» Records for this task:
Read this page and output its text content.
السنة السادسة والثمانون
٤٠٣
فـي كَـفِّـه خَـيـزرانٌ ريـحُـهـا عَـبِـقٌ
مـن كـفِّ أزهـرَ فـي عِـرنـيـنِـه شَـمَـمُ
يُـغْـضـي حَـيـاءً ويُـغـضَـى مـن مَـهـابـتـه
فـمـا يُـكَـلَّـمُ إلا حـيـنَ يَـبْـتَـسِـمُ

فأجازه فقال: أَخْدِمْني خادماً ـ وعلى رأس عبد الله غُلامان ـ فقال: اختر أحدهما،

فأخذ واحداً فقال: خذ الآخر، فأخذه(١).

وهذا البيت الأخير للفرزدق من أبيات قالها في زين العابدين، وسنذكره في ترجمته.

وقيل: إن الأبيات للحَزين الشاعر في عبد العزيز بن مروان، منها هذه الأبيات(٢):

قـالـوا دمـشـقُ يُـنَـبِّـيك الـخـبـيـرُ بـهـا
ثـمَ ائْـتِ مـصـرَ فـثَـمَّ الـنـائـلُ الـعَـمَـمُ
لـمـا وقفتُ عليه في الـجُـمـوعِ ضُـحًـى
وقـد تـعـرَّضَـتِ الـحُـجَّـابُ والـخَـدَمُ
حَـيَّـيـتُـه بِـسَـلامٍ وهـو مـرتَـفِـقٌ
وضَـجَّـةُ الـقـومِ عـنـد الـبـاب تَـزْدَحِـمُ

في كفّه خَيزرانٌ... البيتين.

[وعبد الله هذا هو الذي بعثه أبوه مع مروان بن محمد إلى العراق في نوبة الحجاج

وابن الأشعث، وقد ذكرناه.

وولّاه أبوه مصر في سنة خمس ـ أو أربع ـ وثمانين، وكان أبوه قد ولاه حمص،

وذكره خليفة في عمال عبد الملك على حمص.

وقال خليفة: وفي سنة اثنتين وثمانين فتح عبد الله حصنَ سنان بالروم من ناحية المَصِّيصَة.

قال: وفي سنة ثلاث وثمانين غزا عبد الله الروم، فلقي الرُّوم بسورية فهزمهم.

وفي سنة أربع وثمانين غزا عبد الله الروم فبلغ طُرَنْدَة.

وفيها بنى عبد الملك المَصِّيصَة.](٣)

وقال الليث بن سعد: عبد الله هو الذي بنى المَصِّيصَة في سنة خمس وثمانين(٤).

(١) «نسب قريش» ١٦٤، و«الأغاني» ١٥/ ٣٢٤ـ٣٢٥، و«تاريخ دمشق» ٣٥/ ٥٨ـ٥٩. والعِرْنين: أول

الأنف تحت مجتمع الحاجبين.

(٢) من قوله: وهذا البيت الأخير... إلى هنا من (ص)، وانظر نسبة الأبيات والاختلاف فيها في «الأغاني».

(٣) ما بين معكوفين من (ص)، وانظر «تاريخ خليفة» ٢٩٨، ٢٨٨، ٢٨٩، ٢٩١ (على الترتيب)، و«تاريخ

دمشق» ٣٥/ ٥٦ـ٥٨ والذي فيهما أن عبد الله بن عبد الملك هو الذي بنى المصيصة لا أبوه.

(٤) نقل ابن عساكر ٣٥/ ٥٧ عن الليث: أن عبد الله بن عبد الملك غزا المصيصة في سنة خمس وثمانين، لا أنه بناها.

» What is expected: Filter the records, keeping only lines that contain "المصيصة", and show those lines.

» Solution for this task:
دمشق» ٣٥/ ٥٦ـ٥٨ والذي فيهما أن عبد الله بن عبد الملك هو الذي بنى المصيصة لا أبوه.
(٤) نقل ابن عساكر ٣٥/ ٥٧ عن الليث: أن عبد الله بن عبد الملك غزا المصيصة في سنة خمس وثمانين، لا أنه بناها.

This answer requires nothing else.